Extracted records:
# # # #
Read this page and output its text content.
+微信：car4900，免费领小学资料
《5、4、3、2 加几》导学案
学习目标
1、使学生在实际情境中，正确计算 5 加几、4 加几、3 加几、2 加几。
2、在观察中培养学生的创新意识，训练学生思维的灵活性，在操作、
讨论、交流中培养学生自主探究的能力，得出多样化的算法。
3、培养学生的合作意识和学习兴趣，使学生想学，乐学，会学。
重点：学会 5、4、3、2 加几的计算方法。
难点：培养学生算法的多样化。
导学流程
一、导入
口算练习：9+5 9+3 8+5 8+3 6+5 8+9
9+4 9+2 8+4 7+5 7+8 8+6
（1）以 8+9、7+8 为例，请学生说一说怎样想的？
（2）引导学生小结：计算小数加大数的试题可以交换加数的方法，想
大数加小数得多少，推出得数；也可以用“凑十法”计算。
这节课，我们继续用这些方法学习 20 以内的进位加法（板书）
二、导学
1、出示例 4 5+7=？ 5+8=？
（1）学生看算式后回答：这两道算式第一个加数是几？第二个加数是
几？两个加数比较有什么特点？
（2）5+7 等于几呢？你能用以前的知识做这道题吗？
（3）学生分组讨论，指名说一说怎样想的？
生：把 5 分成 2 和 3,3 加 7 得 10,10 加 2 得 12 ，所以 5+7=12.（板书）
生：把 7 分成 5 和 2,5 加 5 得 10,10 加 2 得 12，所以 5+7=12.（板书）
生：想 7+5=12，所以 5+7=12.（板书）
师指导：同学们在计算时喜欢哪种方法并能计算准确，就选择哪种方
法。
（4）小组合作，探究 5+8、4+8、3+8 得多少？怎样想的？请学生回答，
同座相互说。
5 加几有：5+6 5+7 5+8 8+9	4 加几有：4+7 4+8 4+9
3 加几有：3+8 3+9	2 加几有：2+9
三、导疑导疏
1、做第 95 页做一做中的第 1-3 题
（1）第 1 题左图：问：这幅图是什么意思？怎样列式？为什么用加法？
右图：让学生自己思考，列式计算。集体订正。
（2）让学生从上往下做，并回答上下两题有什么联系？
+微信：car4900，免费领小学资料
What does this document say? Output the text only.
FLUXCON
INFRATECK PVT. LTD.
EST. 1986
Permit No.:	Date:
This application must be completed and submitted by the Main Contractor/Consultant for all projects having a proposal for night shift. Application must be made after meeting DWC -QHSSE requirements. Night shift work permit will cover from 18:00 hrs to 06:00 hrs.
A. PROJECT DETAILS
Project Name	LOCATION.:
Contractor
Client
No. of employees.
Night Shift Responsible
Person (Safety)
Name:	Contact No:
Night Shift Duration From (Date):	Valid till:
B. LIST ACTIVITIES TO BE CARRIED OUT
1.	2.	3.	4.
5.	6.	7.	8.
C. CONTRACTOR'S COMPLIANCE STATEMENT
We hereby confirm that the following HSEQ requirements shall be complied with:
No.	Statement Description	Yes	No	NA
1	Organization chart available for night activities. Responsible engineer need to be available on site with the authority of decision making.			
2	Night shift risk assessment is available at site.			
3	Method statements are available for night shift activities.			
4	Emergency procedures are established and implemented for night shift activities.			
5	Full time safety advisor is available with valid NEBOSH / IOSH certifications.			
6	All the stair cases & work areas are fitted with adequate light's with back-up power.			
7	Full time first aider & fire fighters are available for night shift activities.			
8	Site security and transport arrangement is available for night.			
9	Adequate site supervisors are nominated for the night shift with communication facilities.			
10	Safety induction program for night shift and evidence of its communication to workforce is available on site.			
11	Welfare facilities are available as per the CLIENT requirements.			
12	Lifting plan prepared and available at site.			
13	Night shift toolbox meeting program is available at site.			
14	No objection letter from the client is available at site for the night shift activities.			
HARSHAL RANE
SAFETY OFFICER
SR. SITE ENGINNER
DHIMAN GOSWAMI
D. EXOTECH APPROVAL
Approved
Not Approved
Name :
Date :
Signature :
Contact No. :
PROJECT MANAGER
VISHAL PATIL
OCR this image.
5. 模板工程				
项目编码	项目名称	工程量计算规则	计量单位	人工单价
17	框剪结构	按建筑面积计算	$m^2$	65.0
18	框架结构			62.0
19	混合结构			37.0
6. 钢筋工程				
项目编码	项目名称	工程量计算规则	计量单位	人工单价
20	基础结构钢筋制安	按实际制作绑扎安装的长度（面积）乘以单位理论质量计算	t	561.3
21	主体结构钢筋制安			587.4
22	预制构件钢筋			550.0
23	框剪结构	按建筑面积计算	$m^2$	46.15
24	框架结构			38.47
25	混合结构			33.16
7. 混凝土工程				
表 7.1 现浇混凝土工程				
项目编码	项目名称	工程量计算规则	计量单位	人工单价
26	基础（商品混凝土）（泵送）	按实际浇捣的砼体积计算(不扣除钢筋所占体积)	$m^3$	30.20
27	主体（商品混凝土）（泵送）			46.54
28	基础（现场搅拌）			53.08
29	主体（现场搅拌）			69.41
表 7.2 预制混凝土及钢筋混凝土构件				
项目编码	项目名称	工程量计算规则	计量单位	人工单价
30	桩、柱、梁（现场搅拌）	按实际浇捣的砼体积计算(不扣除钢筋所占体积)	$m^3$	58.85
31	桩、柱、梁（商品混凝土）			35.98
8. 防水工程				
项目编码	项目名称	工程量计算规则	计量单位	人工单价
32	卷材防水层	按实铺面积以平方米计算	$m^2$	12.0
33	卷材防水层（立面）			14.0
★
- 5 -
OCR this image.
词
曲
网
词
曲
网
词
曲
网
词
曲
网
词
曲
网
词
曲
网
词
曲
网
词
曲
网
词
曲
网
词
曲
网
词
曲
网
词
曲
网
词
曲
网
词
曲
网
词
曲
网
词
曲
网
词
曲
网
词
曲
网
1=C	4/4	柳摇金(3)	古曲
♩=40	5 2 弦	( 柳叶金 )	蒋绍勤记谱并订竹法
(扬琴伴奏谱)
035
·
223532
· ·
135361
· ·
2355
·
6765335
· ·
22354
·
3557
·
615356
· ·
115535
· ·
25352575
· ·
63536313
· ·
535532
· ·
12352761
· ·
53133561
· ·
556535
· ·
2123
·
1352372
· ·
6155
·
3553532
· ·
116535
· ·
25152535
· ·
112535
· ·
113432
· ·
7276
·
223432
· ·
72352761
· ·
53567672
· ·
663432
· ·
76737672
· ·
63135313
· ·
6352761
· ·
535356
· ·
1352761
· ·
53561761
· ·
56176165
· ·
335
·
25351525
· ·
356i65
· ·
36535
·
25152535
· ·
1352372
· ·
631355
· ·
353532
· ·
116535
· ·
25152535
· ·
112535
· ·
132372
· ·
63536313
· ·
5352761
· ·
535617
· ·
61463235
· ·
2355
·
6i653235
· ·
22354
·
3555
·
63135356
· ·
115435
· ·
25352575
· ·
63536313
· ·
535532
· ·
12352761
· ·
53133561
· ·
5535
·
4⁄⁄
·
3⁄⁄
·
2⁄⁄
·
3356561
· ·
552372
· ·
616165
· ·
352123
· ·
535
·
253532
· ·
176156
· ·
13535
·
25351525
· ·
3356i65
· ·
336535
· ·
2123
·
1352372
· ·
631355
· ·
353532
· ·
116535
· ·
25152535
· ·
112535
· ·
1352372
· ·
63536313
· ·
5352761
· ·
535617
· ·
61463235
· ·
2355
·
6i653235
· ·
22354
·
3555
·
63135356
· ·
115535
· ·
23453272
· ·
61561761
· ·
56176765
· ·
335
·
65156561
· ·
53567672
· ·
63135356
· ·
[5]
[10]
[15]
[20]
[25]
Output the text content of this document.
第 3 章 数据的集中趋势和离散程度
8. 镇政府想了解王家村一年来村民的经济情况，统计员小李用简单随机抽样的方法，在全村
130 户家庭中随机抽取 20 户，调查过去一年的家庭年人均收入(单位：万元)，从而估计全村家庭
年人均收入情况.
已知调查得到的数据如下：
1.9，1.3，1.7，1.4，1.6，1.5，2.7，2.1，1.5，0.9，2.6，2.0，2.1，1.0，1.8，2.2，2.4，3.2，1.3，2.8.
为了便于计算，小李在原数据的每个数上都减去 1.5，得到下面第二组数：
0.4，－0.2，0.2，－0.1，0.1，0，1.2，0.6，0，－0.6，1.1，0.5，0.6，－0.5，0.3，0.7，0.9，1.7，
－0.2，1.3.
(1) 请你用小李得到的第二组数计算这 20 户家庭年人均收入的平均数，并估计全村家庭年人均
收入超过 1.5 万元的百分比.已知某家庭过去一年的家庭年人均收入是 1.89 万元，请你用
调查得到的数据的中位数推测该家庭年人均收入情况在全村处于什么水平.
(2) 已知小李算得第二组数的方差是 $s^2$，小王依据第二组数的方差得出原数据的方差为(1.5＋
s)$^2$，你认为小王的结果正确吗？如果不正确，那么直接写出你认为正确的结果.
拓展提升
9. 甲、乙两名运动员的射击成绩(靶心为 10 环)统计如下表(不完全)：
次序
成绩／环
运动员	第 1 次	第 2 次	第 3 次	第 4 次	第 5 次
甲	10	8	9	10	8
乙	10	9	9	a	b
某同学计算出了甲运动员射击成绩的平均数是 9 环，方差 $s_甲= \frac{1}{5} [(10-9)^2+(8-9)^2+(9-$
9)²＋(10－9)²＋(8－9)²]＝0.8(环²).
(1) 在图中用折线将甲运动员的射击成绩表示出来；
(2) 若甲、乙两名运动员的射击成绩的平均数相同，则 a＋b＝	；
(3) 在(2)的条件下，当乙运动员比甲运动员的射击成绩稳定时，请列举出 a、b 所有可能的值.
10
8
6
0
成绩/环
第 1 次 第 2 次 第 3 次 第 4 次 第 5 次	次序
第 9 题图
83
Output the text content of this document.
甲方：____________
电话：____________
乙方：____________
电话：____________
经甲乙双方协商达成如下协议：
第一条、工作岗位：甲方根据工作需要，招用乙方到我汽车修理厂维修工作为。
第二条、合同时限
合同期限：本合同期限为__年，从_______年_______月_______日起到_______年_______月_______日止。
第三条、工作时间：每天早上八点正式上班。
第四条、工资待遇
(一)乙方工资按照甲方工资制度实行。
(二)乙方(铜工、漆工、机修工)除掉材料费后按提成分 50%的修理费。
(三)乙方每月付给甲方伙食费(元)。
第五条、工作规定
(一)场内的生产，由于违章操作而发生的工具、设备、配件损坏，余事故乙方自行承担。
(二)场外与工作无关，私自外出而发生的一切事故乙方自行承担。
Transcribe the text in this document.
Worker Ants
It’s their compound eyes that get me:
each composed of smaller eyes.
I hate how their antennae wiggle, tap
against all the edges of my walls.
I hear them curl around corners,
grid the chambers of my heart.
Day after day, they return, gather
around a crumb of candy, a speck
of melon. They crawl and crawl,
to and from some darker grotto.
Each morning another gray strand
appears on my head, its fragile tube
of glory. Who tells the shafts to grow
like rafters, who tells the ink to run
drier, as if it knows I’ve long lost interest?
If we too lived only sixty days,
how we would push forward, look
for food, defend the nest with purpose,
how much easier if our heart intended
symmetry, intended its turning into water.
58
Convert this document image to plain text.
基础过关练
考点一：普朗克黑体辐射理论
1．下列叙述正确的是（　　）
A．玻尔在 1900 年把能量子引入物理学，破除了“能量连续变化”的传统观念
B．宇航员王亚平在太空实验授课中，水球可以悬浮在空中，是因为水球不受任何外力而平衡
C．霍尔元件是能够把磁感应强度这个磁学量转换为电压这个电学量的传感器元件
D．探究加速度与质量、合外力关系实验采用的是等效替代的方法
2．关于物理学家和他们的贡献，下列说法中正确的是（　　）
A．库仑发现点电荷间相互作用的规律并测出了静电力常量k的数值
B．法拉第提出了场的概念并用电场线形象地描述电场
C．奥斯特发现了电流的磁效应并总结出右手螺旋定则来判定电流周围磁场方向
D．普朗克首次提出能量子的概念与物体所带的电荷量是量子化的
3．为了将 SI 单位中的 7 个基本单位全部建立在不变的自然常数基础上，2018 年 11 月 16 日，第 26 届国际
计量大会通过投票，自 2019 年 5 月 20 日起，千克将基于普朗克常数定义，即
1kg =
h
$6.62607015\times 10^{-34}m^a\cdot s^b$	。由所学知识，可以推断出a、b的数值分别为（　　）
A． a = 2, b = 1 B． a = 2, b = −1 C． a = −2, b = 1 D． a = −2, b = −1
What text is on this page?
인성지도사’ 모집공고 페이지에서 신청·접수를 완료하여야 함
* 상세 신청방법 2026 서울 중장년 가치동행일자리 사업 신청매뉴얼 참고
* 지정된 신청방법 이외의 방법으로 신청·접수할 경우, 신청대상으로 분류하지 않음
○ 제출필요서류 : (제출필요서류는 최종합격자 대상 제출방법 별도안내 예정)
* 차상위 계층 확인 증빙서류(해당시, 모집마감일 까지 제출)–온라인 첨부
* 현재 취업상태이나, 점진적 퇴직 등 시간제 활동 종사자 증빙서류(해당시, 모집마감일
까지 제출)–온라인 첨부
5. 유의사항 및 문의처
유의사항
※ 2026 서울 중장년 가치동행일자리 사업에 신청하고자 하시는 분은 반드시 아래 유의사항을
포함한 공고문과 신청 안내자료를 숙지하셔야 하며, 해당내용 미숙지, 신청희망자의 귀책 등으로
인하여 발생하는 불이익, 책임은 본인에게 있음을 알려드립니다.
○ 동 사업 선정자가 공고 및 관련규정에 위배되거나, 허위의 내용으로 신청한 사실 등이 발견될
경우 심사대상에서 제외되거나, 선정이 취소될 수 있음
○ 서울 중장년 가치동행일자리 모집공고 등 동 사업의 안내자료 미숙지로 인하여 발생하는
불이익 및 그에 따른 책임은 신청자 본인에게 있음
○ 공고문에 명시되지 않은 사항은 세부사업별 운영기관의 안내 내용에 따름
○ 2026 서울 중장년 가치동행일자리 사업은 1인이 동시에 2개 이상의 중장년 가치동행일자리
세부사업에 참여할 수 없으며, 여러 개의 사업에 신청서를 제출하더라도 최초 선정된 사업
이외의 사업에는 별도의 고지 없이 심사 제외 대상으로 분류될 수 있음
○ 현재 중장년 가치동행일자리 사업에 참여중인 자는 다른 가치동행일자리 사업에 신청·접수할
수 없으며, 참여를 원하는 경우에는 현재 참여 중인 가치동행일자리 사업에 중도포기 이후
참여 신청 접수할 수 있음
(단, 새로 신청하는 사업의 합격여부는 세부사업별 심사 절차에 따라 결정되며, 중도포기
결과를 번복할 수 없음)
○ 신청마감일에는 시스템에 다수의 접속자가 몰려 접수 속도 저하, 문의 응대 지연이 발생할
# # # #
DESCRIPTION OF THE TASK:
Pick every line with "only" in it and copy it.

SOLUTION BELOW:
What does this document say? Output the text only.
If we too lived only sixty days,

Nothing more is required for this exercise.